▸ Aim: Pull every line containing "瓢洒在绿茵的操场上" out of the material below.

▸ Working data:
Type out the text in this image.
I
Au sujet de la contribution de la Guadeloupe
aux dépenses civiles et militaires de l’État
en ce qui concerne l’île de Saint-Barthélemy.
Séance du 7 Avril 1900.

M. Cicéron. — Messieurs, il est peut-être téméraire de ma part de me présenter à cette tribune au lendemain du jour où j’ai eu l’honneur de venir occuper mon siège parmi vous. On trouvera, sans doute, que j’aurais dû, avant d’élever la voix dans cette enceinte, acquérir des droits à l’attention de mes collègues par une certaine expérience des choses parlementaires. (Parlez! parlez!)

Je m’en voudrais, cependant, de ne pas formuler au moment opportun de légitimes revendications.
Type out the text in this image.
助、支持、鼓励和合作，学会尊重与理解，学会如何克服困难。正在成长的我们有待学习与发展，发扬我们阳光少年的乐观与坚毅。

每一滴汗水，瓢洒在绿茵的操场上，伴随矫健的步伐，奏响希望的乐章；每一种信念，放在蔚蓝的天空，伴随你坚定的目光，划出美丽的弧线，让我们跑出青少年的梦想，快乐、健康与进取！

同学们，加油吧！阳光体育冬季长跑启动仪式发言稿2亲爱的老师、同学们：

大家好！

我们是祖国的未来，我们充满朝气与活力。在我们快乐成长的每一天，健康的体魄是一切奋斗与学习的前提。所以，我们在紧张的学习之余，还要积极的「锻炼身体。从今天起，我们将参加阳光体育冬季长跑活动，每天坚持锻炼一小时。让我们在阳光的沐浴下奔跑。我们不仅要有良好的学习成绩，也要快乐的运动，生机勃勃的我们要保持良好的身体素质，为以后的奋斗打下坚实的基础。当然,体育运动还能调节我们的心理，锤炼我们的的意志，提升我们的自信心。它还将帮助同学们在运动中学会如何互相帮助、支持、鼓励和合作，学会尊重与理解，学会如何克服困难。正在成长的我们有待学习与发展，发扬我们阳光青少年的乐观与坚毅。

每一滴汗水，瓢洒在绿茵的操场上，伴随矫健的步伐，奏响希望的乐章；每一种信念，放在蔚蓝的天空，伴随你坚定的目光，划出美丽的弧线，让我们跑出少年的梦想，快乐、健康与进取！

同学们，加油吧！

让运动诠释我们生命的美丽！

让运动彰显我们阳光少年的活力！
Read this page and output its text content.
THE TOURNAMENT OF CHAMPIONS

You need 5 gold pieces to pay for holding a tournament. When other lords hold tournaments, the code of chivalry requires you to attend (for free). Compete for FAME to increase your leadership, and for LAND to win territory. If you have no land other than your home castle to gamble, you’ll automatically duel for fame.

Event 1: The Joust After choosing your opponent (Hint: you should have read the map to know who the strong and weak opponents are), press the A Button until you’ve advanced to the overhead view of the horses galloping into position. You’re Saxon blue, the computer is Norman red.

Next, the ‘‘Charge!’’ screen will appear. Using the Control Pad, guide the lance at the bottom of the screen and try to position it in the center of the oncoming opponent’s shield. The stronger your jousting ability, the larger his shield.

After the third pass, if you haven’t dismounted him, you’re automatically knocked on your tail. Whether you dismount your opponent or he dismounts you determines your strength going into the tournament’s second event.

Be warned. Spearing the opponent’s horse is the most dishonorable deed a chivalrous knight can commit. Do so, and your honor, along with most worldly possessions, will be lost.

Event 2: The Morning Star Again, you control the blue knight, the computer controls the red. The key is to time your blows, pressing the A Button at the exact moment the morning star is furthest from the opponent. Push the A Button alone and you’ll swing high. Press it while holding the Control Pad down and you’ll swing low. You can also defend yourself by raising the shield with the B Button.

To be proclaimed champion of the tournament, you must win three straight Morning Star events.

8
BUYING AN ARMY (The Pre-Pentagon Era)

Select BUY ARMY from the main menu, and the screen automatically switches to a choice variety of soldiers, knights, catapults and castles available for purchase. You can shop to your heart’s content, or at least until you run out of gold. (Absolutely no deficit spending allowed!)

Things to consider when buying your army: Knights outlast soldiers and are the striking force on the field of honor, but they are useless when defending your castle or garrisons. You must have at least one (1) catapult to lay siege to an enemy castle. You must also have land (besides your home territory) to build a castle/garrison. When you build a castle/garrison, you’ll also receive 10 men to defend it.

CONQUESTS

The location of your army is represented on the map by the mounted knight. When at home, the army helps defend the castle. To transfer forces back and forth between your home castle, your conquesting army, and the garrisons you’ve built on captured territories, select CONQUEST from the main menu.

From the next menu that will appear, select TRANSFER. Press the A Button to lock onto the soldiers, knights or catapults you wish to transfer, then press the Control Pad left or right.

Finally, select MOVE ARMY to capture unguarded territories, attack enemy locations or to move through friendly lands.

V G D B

▸ Result of the exercise:
每一滴汗水，瓢洒在绿茵的操场上，伴随矫健的步伐，奏响希望的乐章；每一种信念，放在蔚蓝的天空，伴随你坚定的目光，划出美丽的弧线，让我们跑出青少年的梦想，快乐、健康与进取！
每一滴汗水，瓢洒在绿茵的操场上，伴随矫健的步伐，奏响希望的乐章；每一种信念，放在蔚蓝的天空，伴随你坚定的目光，划出美丽的弧线，让我们跑出少年的梦想，快乐、健康与进取！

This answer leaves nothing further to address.